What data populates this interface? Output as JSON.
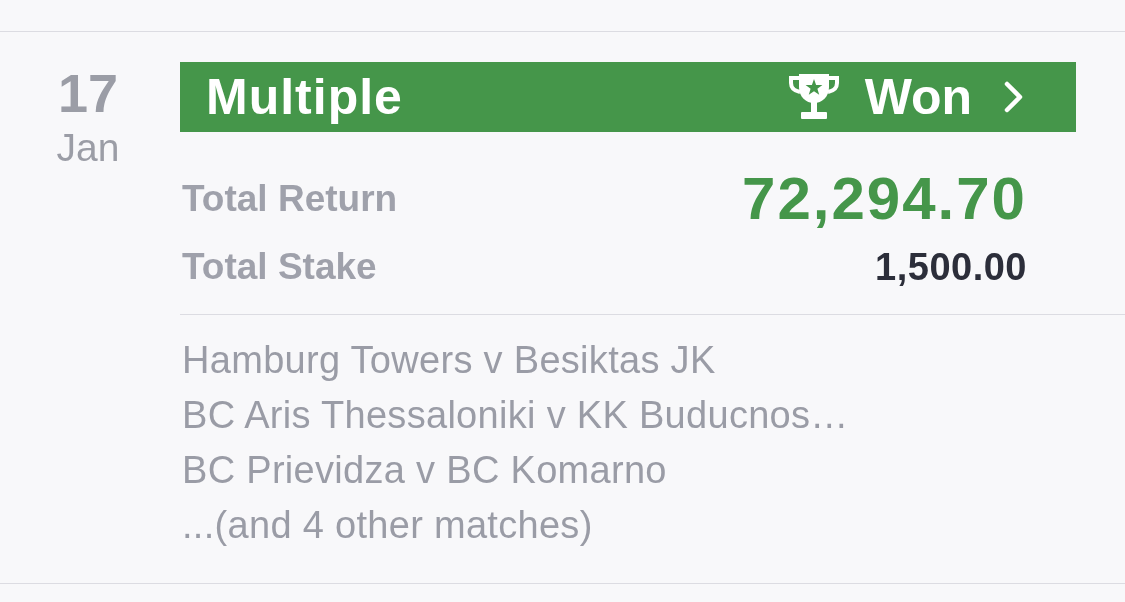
{
  "date": {
    "day": "17",
    "month": "Jan"
  },
  "bet": {
    "type": "Multiple",
    "status": {
      "label": "Won",
      "kind": "won"
    }
  },
  "totals": [
    {
      "label": "Total Return",
      "value": "72,294.70",
      "kind": "return"
    },
    {
      "label": "Total Stake",
      "value": "1,500.00",
      "kind": "stake"
    }
  ],
  "matches": [
    "Hamburg Towers v Besiktas JK",
    "BC Aris Thessaloniki v KK Buducnos…",
    "BC Prievidza v BC Komarno",
    "...(and 4 other matches)"
  ]
}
※ ※ ※
> _Task requirements_: Write the listing above out again exactly, dropping each image.

> _Task answer_:
What data populates this interface? Output as JSON.
{
  "date": {
    "day": "17",
    "month": "Jan"
  },
  "bet": {
    "type": "Multiple",
    "status": {
      "label": "Won",
      "kind": "won"
    }
  },
  "totals": [
    {
      "label": "Total Return",
      "value": "72,294.70",
      "kind": "return"
    },
    {
      "label": "Total Stake",
      "value": "1,500.00",
      "kind": "stake"
    }
  ],
  "matches": [
    "Hamburg Towers v Besiktas JK",
    "BC Aris Thessaloniki v KK Buducnos…",
    "BC Prievidza v BC Komarno",
    "...(and 4 other matches)"
  ]
}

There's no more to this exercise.